GOAL
Output only the count of lines that contain "this".

GIVEN INFORMATION
..............................
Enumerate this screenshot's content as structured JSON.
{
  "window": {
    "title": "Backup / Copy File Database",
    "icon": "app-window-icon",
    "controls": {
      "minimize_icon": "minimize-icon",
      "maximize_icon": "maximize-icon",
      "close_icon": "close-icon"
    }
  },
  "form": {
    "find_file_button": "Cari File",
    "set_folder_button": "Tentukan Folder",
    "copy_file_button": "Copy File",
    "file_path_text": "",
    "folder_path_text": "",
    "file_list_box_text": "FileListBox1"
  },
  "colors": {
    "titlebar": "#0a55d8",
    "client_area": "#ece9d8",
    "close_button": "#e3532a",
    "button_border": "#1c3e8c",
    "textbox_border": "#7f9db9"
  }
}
..............................
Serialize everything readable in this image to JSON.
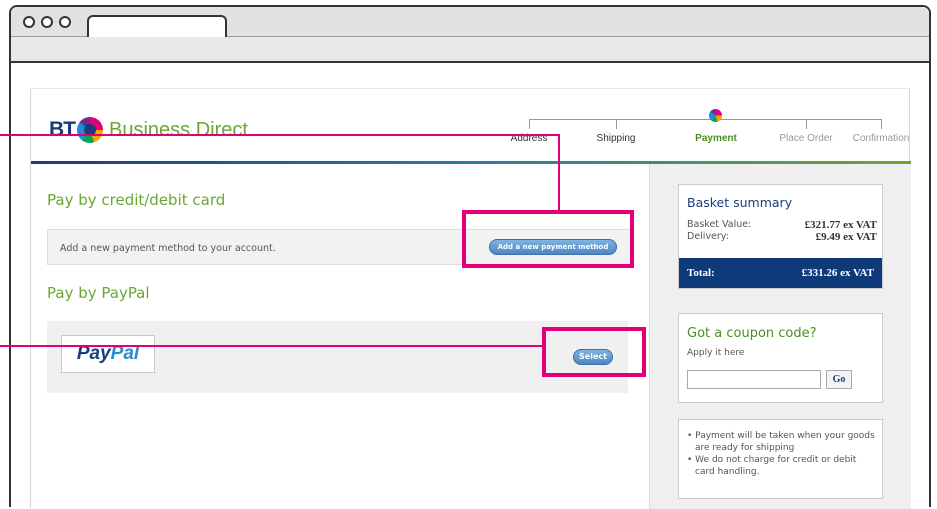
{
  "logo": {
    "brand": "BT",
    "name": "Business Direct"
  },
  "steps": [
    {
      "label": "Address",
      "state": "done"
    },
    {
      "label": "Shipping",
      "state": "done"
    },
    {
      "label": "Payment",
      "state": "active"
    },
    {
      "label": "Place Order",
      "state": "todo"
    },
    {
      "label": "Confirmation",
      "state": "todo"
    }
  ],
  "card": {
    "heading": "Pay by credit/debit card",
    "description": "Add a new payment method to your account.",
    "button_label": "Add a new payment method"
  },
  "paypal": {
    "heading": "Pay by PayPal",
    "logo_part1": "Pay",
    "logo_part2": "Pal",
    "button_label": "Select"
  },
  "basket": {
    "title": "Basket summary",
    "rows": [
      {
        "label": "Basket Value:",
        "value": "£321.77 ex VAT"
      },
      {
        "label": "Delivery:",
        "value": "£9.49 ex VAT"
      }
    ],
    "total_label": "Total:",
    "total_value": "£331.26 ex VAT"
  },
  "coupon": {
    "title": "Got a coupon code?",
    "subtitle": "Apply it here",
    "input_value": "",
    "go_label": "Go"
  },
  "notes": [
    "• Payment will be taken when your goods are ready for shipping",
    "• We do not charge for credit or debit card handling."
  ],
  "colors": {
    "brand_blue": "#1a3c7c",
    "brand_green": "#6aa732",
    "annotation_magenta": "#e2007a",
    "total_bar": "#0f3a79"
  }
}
..............................
THE RESPONSE
2